Exercise goal -> How many of these lines hold the string "即时反馈效应"? Answer with the number only.

Supplied material ->
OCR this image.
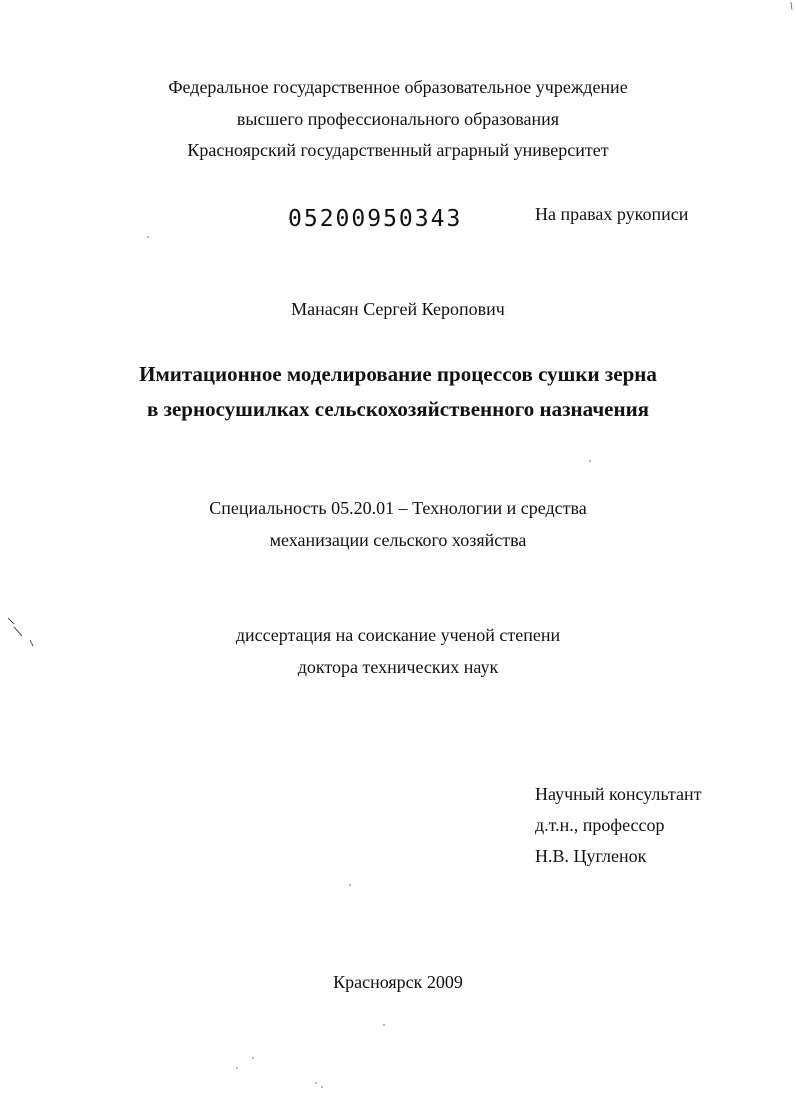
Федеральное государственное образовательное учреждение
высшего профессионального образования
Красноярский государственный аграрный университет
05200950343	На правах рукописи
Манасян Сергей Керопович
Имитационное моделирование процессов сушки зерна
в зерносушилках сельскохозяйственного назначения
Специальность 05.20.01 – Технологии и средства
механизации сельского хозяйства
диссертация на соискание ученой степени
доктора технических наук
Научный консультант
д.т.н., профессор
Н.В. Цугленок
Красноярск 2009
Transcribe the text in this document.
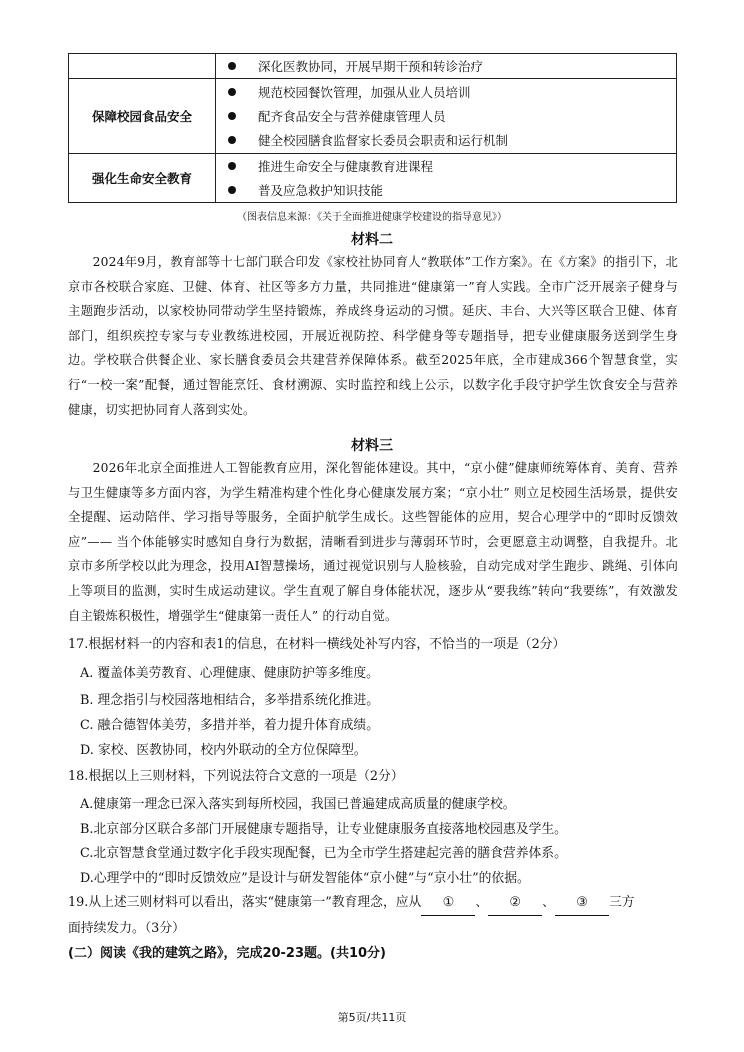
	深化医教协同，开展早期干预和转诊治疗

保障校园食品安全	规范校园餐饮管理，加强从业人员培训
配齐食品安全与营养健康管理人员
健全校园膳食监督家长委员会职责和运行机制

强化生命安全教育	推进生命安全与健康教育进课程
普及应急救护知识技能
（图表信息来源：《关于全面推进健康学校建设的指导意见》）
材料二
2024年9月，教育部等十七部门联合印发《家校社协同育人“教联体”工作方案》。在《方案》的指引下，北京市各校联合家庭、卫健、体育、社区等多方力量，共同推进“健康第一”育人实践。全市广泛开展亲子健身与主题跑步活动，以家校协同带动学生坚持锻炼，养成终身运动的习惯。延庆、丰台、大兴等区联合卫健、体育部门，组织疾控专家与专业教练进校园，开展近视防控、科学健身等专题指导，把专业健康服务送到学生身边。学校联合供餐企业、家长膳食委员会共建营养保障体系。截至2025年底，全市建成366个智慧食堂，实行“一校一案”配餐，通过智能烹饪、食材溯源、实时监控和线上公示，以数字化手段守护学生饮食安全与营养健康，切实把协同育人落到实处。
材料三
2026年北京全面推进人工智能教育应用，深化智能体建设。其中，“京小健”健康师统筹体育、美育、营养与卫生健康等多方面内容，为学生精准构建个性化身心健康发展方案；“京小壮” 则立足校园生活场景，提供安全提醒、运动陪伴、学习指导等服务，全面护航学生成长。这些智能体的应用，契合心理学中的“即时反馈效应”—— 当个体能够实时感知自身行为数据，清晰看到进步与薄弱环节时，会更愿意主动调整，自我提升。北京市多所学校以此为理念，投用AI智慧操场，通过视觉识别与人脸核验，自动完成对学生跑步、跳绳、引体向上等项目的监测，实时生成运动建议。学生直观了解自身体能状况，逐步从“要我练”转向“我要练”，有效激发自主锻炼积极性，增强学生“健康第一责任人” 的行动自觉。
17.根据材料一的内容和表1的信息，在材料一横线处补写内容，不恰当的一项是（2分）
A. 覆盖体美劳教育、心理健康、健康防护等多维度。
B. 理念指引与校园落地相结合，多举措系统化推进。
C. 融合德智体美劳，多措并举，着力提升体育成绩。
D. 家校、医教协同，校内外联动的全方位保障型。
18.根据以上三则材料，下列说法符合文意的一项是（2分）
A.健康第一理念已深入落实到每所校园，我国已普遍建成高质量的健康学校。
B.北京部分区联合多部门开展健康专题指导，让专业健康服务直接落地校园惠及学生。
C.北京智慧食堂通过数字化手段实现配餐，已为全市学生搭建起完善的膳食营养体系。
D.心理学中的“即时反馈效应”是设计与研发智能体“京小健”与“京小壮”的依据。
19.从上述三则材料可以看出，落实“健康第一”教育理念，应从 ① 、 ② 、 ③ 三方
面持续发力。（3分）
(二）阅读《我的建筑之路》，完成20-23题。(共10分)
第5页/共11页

Reply -> 2